WHAT THE TASK REQUIRES
Lines with "across": how many are there in the listing below? Reply with the number only.
**** AVAILABLE DATA
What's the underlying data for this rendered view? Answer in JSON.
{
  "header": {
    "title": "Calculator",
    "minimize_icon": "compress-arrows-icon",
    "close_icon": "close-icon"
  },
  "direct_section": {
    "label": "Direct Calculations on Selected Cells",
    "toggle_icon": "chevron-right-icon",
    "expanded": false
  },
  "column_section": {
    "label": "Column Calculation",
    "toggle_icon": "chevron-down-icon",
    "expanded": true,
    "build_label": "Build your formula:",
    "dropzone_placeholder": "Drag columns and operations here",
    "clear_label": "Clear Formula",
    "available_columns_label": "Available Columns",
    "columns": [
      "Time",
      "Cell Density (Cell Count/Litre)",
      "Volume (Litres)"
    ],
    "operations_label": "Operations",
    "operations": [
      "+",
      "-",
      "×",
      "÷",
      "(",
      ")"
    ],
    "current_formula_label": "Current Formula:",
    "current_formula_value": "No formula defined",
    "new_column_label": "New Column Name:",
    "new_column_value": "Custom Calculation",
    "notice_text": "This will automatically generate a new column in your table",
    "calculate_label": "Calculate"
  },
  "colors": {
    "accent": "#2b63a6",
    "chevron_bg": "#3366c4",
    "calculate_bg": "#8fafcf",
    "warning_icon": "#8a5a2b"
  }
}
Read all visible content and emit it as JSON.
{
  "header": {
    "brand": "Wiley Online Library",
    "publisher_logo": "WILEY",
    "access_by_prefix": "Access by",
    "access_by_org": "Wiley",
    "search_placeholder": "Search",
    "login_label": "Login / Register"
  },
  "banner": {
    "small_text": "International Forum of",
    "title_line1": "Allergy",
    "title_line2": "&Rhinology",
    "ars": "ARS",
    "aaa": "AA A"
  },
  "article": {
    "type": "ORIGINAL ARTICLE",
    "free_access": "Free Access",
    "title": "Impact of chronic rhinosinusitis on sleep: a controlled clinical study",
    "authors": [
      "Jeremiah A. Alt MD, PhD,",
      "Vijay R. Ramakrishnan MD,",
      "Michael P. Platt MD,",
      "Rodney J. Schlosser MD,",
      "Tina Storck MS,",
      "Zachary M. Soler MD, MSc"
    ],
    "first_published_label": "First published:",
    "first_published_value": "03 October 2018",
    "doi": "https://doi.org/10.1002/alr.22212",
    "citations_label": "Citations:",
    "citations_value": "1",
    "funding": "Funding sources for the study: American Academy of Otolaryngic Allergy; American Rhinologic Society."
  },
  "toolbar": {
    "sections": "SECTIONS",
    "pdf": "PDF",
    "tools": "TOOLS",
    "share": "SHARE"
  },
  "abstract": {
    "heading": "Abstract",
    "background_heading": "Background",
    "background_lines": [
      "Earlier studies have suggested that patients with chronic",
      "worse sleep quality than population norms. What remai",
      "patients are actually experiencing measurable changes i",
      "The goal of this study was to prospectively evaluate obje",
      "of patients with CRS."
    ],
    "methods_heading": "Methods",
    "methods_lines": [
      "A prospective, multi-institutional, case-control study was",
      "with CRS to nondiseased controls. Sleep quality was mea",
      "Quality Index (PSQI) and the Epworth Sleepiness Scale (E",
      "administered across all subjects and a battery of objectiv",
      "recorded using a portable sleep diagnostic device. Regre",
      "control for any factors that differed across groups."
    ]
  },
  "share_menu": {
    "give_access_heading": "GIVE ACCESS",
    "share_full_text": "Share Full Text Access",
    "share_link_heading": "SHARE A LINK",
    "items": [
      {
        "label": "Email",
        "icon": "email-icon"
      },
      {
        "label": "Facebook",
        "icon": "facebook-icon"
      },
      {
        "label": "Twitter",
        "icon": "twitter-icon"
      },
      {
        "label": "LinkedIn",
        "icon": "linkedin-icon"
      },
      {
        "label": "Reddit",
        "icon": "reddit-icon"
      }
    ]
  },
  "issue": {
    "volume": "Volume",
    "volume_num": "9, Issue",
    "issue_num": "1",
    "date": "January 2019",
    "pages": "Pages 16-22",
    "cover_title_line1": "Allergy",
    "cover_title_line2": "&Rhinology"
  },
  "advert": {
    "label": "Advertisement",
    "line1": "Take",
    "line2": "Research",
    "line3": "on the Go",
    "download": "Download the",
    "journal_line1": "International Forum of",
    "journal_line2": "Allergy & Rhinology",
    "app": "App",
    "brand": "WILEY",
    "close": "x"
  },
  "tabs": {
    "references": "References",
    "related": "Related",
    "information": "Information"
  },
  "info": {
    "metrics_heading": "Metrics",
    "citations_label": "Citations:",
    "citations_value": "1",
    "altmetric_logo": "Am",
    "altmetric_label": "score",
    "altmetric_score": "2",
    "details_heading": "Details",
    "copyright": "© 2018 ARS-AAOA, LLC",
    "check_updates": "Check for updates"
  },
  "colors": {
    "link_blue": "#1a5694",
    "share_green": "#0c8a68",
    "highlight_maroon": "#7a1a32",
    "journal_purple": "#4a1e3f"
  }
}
********
RESPONSE TO THIS EXERCISE
2